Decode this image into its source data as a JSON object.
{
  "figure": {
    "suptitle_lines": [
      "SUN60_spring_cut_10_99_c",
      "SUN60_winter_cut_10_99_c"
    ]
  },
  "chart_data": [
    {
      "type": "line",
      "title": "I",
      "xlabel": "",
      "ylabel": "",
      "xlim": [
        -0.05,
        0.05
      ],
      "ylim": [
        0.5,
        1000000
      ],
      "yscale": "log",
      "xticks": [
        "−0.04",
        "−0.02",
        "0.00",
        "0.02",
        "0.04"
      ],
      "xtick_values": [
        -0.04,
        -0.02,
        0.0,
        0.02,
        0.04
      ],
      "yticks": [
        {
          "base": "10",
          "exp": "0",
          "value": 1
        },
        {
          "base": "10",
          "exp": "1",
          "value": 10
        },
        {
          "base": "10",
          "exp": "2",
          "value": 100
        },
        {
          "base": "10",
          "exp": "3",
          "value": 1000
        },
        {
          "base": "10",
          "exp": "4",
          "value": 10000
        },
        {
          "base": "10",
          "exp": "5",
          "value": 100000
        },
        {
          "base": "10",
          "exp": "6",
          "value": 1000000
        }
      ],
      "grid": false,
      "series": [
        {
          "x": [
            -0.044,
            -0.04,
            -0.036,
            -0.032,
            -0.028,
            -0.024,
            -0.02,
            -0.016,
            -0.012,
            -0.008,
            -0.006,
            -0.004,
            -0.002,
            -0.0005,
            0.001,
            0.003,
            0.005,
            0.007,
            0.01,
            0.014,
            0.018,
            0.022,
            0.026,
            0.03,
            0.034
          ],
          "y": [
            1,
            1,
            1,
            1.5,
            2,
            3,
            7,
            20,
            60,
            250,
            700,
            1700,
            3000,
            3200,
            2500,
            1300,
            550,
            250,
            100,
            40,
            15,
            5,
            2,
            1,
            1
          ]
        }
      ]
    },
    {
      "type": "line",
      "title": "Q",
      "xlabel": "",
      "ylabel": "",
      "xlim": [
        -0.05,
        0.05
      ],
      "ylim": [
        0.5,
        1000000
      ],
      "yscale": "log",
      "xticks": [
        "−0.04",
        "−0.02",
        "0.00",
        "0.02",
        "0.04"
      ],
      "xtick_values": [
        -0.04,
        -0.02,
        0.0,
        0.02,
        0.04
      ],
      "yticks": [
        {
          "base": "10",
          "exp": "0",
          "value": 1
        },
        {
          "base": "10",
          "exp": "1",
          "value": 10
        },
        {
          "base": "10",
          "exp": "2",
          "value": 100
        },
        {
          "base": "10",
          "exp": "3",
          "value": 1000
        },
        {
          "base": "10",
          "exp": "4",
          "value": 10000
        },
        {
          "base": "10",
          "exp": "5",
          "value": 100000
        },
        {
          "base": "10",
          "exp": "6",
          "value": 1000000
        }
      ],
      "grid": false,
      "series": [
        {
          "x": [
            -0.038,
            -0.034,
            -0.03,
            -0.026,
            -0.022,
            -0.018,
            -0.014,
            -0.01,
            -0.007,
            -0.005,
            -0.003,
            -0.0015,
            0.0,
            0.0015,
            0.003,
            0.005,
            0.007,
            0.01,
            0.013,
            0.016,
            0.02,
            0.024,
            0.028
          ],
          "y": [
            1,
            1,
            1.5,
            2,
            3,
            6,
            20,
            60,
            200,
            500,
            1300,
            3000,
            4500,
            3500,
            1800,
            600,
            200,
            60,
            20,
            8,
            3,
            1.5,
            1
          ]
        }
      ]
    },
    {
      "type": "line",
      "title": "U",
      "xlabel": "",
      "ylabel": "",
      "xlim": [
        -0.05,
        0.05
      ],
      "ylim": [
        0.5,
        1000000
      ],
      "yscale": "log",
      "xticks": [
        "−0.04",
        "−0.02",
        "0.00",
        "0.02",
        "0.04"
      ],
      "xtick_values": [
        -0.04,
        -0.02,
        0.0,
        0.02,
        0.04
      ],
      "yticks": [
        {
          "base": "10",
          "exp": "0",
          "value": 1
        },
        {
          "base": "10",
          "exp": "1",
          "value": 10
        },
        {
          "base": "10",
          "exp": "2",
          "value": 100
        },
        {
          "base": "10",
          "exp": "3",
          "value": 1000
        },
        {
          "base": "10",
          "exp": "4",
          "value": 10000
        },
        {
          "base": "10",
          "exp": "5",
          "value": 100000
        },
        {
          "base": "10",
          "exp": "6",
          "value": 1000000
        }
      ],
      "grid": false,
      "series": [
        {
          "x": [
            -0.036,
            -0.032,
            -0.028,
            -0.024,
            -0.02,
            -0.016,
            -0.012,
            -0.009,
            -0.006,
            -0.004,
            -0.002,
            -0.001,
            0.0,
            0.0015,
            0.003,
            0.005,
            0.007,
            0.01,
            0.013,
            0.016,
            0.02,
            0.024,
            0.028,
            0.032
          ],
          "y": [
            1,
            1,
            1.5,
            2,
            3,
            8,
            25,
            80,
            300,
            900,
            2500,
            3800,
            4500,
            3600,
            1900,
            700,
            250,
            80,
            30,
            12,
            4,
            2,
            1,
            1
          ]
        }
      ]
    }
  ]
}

++++

# Given exercise:
Quote every record above exactly.

# Result:
Decode this image into its source data as a JSON object.
{
  "figure": {
    "suptitle_lines": [
      "SUN60_spring_cut_10_99_c",
      "SUN60_winter_cut_10_99_c"
    ]
  },
  "chart_data": [
    {
      "type": "line",
      "title": "I",
      "xlabel": "",
      "ylabel": "",
      "xlim": [
        -0.05,
        0.05
      ],
      "ylim": [
        0.5,
        1000000
      ],
      "yscale": "log",
      "xticks": [
        "−0.04",
        "−0.02",
        "0.00",
        "0.02",
        "0.04"
      ],
      "xtick_values": [
        -0.04,
        -0.02,
        0.0,
        0.02,
        0.04
      ],
      "yticks": [
        {
          "base": "10",
          "exp": "0",
          "value": 1
        },
        {
          "base": "10",
          "exp": "1",
          "value": 10
        },
        {
          "base": "10",
          "exp": "2",
          "value": 100
        },
        {
          "base": "10",
          "exp": "3",
          "value": 1000
        },
        {
          "base": "10",
          "exp": "4",
          "value": 10000
        },
        {
          "base": "10",
          "exp": "5",
          "value": 100000
        },
        {
          "base": "10",
          "exp": "6",
          "value": 1000000
        }
      ],
      "grid": false,
      "series": [
        {
          "x": [
            -0.044,
            -0.04,
            -0.036,
            -0.032,
            -0.028,
            -0.024,
            -0.02,
            -0.016,
            -0.012,
            -0.008,
            -0.006,
            -0.004,
            -0.002,
            -0.0005,
            0.001,
            0.003,
            0.005,
            0.007,
            0.01,
            0.014,
            0.018,
            0.022,
            0.026,
            0.03,
            0.034
          ],
          "y": [
            1,
            1,
            1,
            1.5,
            2,
            3,
            7,
            20,
            60,
            250,
            700,
            1700,
            3000,
            3200,
            2500,
            1300,
            550,
            250,
            100,
            40,
            15,
            5,
            2,
            1,
            1
          ]
        }
      ]
    },
    {
      "type": "line",
      "title": "Q",
      "xlabel": "",
      "ylabel": "",
      "xlim": [
        -0.05,
        0.05
      ],
      "ylim": [
        0.5,
        1000000
      ],
      "yscale": "log",
      "xticks": [
        "−0.04",
        "−0.02",
        "0.00",
        "0.02",
        "0.04"
      ],
      "xtick_values": [
        -0.04,
        -0.02,
        0.0,
        0.02,
        0.04
      ],
      "yticks": [
        {
          "base": "10",
          "exp": "0",
          "value": 1
        },
        {
          "base": "10",
          "exp": "1",
          "value": 10
        },
        {
          "base": "10",
          "exp": "2",
          "value": 100
        },
        {
          "base": "10",
          "exp": "3",
          "value": 1000
        },
        {
          "base": "10",
          "exp": "4",
          "value": 10000
        },
        {
          "base": "10",
          "exp": "5",
          "value": 100000
        },
        {
          "base": "10",
          "exp": "6",
          "value": 1000000
        }
      ],
      "grid": false,
      "series": [
        {
          "x": [
            -0.038,
            -0.034,
            -0.03,
            -0.026,
            -0.022,
            -0.018,
            -0.014,
            -0.01,
            -0.007,
            -0.005,
            -0.003,
            -0.0015,
            0.0,
            0.0015,
            0.003,
            0.005,
            0.007,
            0.01,
            0.013,
            0.016,
            0.02,
            0.024,
            0.028
          ],
          "y": [
            1,
            1,
            1.5,
            2,
            3,
            6,
            20,
            60,
            200,
            500,
            1300,
            3000,
            4500,
            3500,
            1800,
            600,
            200,
            60,
            20,
            8,
            3,
            1.5,
            1
          ]
        }
      ]
    },
    {
      "type": "line",
      "title": "U",
      "xlabel": "",
      "ylabel": "",
      "xlim": [
        -0.05,
        0.05
      ],
      "ylim": [
        0.5,
        1000000
      ],
      "yscale": "log",
      "xticks": [
        "−0.04",
        "−0.02",
        "0.00",
        "0.02",
        "0.04"
      ],
      "xtick_values": [
        -0.04,
        -0.02,
        0.0,
        0.02,
        0.04
      ],
      "yticks": [
        {
          "base": "10",
          "exp": "0",
          "value": 1
        },
        {
          "base": "10",
          "exp": "1",
          "value": 10
        },
        {
          "base": "10",
          "exp": "2",
          "value": 100
        },
        {
          "base": "10",
          "exp": "3",
          "value": 1000
        },
        {
          "base": "10",
          "exp": "4",
          "value": 10000
        },
        {
          "base": "10",
          "exp": "5",
          "value": 100000
        },
        {
          "base": "10",
          "exp": "6",
          "value": 1000000
        }
      ],
      "grid": false,
      "series": [
        {
          "x": [
            -0.036,
            -0.032,
            -0.028,
            -0.024,
            -0.02,
            -0.016,
            -0.012,
            -0.009,
            -0.006,
            -0.004,
            -0.002,
            -0.001,
            0.0,
            0.0015,
            0.003,
            0.005,
            0.007,
            0.01,
            0.013,
            0.016,
            0.02,
            0.024,
            0.028,
            0.032
          ],
          "y": [
            1,
            1,
            1.5,
            2,
            3,
            8,
            25,
            80,
            300,
            900,
            2500,
            3800,
            4500,
            3600,
            1900,
            700,
            250,
            80,
            30,
            12,
            4,
            2,
            1,
            1
          ]
        }
      ]
    }
  ]
}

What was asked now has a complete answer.